> _DESCRIPTION OF THE TASK_:
Return a copy of every line in the records that includes the word "means".

> _THE INPUT_:
---

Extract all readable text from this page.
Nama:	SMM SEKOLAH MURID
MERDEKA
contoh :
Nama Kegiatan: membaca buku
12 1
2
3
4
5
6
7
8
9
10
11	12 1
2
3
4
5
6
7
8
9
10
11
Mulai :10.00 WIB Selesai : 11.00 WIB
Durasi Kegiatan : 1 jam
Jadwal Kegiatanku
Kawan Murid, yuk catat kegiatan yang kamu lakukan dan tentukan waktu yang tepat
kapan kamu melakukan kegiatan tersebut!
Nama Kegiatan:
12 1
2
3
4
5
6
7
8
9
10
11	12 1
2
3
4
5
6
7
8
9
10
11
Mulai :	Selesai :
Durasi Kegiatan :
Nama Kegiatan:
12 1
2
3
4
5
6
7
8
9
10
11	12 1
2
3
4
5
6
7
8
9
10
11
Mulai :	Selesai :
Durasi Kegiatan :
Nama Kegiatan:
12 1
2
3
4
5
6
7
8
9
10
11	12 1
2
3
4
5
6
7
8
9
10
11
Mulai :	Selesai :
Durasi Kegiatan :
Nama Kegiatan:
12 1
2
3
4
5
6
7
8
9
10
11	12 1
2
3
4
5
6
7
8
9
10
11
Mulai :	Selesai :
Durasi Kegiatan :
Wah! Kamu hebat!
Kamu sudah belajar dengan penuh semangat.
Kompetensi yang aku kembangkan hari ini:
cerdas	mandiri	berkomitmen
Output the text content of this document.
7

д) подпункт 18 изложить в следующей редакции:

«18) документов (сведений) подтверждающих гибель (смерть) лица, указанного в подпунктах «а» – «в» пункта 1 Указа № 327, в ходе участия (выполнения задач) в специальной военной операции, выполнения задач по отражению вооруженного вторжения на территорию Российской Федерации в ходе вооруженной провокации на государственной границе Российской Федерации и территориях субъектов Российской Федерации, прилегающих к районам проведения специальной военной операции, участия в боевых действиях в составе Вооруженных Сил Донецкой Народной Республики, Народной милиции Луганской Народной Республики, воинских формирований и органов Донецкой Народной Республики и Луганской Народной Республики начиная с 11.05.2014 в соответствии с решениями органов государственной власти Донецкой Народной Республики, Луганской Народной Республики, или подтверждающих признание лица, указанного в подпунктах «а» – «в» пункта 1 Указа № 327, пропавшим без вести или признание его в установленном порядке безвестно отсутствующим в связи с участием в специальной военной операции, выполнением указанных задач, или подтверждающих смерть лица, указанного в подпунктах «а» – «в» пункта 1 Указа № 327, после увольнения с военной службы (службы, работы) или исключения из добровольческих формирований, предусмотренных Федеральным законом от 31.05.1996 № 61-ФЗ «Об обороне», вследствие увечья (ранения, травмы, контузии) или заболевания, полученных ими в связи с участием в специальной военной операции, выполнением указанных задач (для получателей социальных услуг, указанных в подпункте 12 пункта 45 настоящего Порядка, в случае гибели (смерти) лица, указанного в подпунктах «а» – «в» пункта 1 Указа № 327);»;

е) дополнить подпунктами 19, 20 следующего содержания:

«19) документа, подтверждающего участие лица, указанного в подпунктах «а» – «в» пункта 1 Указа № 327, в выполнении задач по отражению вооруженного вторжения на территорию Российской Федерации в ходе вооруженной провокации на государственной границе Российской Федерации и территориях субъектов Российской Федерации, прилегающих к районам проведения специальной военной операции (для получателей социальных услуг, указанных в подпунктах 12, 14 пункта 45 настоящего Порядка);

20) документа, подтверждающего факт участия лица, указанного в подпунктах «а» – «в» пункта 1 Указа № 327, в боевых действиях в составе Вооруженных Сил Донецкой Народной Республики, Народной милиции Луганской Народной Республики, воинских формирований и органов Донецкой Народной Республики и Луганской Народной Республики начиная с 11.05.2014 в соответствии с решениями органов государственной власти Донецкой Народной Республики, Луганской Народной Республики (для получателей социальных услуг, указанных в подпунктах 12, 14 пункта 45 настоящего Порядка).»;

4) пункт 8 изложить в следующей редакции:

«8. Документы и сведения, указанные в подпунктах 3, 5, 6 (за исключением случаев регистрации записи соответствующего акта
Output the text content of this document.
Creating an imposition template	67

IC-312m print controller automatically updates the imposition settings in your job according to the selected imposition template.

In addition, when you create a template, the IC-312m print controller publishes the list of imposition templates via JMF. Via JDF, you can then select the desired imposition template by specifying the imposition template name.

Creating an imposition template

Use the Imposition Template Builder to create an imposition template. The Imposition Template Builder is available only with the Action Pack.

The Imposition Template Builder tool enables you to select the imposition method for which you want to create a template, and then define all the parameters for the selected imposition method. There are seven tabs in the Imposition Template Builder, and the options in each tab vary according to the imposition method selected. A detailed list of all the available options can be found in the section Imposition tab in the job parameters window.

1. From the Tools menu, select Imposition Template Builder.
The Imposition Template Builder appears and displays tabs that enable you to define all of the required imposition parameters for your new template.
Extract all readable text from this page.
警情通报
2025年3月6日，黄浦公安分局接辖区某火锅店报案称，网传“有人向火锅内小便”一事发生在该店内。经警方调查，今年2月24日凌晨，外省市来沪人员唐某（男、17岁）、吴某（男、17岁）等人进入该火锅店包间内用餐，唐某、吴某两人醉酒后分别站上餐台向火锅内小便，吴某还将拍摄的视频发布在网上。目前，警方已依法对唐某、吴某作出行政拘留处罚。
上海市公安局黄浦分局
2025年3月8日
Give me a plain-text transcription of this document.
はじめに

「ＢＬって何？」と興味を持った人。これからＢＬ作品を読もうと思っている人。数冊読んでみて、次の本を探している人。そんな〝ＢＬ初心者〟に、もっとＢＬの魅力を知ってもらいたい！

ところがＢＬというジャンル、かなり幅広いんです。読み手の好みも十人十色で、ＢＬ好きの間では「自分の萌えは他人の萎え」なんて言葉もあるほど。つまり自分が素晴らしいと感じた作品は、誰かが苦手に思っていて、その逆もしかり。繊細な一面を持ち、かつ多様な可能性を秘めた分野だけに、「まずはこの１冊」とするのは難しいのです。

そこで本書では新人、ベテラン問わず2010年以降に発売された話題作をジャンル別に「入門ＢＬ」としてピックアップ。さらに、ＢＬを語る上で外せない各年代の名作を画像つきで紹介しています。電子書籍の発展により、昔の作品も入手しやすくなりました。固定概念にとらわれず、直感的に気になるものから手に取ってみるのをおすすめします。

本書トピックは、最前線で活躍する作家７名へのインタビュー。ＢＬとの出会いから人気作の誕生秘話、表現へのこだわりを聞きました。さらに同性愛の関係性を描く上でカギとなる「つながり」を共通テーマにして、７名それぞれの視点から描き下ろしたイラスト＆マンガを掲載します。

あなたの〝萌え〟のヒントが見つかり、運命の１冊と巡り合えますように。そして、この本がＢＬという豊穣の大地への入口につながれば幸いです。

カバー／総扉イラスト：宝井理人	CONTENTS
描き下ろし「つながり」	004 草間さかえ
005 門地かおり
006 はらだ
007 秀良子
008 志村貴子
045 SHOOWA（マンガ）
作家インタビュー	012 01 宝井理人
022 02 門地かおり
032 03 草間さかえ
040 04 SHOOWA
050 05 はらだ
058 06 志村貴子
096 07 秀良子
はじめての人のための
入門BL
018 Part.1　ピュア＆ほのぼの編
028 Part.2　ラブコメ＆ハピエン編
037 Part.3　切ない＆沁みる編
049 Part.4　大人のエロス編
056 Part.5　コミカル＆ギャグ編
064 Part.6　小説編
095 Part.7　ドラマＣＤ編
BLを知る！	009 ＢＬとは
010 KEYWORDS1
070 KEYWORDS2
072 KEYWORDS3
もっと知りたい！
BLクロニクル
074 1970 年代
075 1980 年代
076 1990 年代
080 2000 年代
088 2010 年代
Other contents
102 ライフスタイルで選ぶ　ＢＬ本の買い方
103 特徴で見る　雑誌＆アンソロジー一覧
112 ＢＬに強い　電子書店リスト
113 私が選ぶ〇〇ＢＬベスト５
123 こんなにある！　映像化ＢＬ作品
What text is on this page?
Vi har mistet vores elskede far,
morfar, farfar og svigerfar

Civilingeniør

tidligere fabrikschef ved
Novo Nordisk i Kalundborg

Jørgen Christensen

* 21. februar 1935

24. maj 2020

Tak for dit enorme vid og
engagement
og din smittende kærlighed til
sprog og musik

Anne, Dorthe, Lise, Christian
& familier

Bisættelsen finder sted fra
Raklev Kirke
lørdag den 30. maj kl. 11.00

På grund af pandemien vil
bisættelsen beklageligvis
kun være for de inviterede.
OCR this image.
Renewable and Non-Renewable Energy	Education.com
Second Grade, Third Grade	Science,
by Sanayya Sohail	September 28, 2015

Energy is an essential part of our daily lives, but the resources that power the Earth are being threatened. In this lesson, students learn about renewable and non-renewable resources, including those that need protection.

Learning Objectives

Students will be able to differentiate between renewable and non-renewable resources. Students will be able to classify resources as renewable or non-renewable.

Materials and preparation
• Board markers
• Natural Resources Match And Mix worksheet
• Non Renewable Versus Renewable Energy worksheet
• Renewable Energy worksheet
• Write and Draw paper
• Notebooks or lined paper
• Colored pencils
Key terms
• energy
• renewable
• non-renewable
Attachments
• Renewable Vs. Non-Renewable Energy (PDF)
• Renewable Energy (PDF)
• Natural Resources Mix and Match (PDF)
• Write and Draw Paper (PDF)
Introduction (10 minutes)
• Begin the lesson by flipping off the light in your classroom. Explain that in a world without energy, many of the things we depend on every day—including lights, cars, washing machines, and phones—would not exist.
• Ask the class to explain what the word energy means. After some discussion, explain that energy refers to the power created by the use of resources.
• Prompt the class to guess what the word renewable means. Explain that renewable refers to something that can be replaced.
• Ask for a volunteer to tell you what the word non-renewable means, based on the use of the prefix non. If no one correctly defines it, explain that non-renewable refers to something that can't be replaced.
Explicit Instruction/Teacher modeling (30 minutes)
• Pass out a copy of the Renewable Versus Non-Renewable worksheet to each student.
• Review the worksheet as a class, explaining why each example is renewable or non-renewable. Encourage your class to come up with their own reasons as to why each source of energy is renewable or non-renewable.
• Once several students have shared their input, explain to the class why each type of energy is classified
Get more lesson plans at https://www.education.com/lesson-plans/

---

> _TASK OUTPUT_:
• Ask the class to explain what the word energy means. After some discussion, explain that energy refers to the power created by the use of resources.
• Prompt the class to guess what the word renewable means. Explain that renewable refers to something that can be replaced.
• Ask for a volunteer to tell you what the word non-renewable means, based on the use of the prefix non. If no one correctly defines it, explain that non-renewable refers to something that can't be replaced.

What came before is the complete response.